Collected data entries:
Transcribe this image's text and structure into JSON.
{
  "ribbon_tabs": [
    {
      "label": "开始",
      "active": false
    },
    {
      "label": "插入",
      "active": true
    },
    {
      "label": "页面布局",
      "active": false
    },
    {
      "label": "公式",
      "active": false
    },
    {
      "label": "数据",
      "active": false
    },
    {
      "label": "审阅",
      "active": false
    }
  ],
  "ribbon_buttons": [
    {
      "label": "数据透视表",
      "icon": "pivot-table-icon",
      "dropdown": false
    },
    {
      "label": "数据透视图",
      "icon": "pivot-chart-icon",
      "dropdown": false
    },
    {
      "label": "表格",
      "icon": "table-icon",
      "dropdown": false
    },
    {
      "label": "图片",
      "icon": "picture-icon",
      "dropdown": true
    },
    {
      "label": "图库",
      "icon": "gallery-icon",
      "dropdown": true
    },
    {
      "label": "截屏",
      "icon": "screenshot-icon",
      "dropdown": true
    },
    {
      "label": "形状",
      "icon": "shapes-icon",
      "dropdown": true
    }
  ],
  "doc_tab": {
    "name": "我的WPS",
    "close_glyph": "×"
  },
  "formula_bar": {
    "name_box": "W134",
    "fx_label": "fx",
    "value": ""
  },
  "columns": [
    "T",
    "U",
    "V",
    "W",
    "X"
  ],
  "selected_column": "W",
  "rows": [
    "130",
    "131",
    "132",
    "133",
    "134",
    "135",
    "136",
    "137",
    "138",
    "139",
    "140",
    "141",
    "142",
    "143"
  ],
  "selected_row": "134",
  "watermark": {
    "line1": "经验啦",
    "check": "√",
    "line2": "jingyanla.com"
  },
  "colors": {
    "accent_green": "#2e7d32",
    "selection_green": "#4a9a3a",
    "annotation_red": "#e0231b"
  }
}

To do: Pick out the lines containing the string "pivot" and show them.

Written answer:
      "icon": "pivot-table-icon",
      "icon": "pivot-chart-icon",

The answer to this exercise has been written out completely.